● What the task requires
Skip every picture and copy only the lines from the one containing "Transcribe this chart's" to the final line of the records below.

● Extracted entries
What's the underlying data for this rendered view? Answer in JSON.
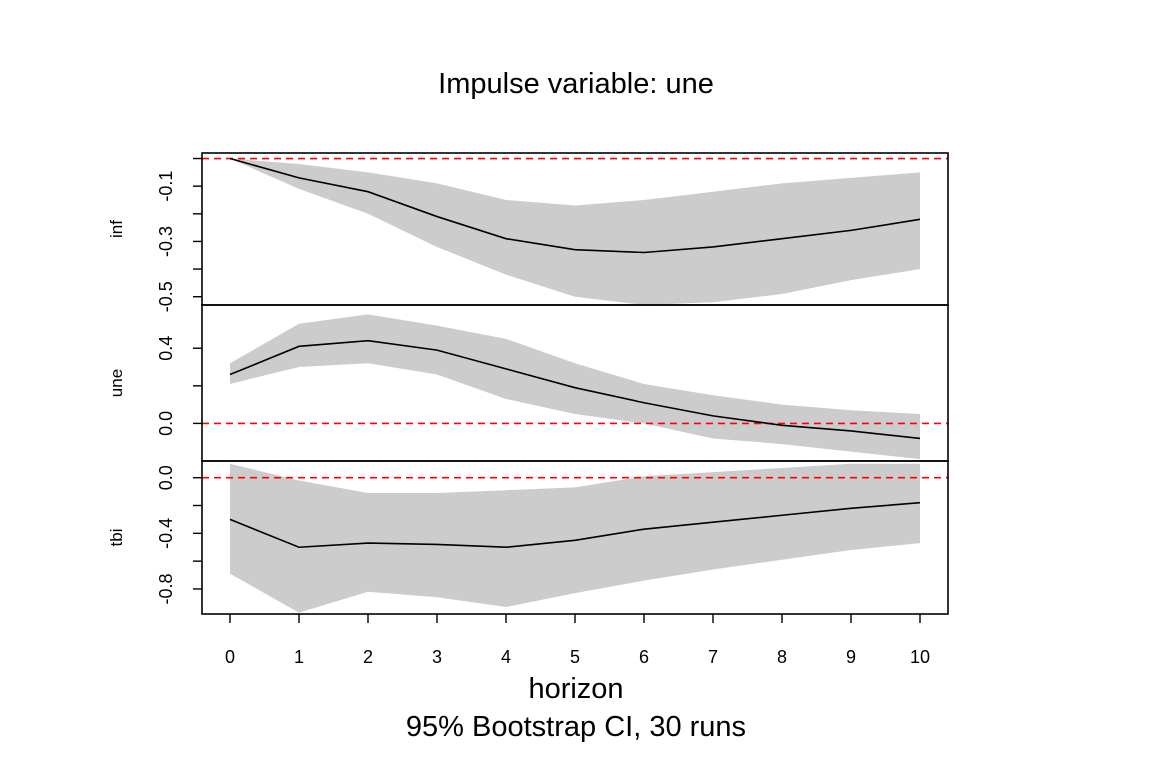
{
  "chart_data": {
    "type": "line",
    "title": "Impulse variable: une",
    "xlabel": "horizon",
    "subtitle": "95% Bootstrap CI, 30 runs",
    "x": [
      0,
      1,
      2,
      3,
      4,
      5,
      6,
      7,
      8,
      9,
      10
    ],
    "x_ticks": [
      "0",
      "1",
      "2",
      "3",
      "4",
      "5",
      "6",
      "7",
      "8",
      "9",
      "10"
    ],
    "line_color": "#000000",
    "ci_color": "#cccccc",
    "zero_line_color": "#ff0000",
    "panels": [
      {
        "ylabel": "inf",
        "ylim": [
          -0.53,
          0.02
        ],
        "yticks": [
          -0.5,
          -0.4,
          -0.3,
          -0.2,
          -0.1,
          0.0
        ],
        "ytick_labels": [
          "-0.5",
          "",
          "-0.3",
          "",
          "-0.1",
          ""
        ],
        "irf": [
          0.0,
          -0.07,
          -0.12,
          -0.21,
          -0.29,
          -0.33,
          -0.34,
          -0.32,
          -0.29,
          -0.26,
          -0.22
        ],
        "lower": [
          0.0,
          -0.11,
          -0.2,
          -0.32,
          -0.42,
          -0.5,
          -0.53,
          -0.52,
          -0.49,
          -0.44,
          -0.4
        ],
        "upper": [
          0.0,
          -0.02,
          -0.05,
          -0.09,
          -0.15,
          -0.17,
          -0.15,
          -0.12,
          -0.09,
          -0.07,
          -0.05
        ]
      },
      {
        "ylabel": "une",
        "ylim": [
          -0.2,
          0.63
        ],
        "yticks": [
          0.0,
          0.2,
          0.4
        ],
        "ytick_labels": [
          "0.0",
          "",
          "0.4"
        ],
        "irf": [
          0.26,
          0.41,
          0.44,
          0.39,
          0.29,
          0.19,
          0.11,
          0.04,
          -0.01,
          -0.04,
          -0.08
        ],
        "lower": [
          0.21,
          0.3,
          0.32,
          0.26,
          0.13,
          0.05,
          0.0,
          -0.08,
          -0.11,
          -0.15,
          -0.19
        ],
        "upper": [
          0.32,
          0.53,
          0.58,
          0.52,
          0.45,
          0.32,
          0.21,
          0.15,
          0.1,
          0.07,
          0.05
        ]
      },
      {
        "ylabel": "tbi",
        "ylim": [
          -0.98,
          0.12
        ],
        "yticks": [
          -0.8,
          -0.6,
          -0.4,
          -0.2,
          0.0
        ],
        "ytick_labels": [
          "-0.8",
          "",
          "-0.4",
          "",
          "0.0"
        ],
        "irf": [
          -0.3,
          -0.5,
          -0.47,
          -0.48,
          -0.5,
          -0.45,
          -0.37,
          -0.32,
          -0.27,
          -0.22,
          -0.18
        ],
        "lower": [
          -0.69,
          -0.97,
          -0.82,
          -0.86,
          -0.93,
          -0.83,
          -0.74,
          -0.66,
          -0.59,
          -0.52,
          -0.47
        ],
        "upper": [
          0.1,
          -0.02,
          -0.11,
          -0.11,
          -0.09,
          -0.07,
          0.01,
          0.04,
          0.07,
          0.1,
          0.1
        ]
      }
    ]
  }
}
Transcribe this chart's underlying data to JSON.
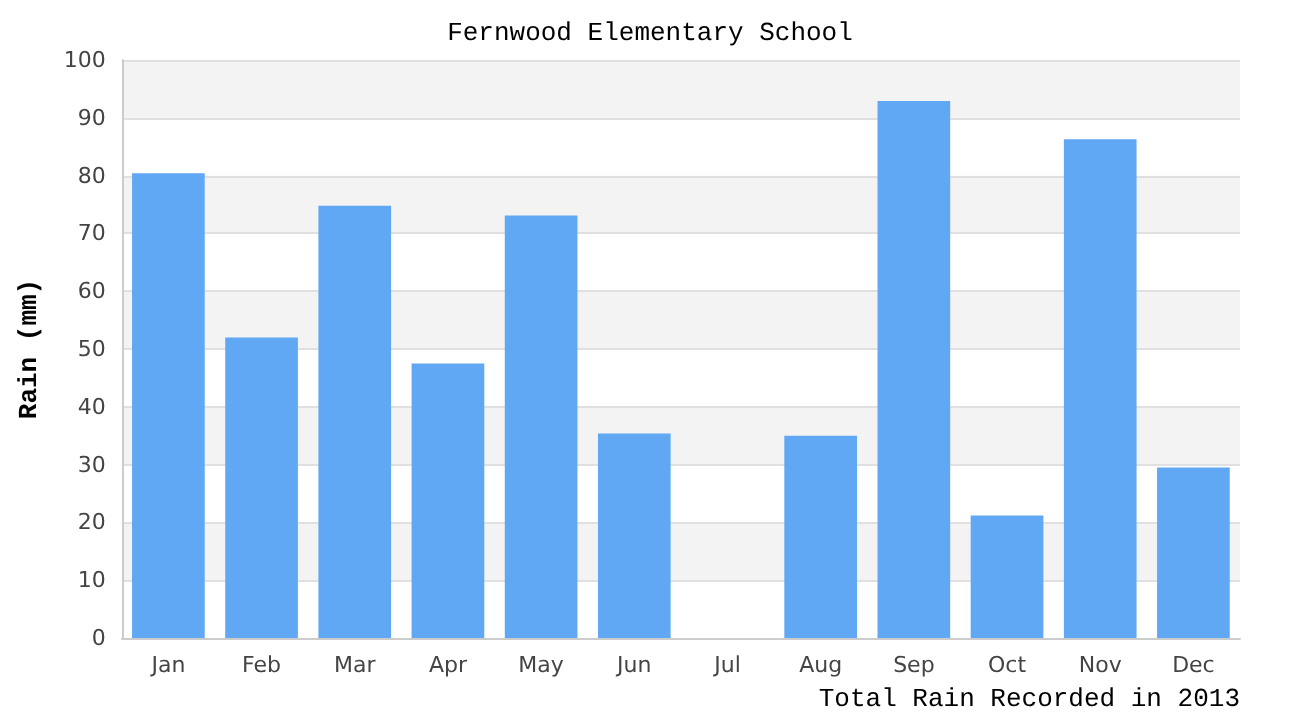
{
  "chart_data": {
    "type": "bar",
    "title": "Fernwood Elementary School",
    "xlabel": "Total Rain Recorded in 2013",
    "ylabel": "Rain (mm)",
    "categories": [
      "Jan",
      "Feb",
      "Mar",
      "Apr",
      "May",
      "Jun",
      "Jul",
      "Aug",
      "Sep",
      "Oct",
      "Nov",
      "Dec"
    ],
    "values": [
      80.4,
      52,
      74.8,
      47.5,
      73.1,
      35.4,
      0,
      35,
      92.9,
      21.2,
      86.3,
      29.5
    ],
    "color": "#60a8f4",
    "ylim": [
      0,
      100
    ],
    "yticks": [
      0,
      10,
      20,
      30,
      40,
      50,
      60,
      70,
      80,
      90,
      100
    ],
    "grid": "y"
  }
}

● Output of the exercise
Transcribe this chart's underlying data to JSON.
{
  "chart_data": {
    "type": "bar",
    "title": "Fernwood Elementary School",
    "xlabel": "Total Rain Recorded in 2013",
    "ylabel": "Rain (mm)",
    "categories": [
      "Jan",
      "Feb",
      "Mar",
      "Apr",
      "May",
      "Jun",
      "Jul",
      "Aug",
      "Sep",
      "Oct",
      "Nov",
      "Dec"
    ],
    "values": [
      80.4,
      52,
      74.8,
      47.5,
      73.1,
      35.4,
      0,
      35,
      92.9,
      21.2,
      86.3,
      29.5
    ],
    "color": "#60a8f4",
    "ylim": [
      0,
      100
    ],
    "yticks": [
      0,
      10,
      20,
      30,
      40,
      50,
      60,
      70,
      80,
      90,
      100
    ],
    "grid": "y"
  }
}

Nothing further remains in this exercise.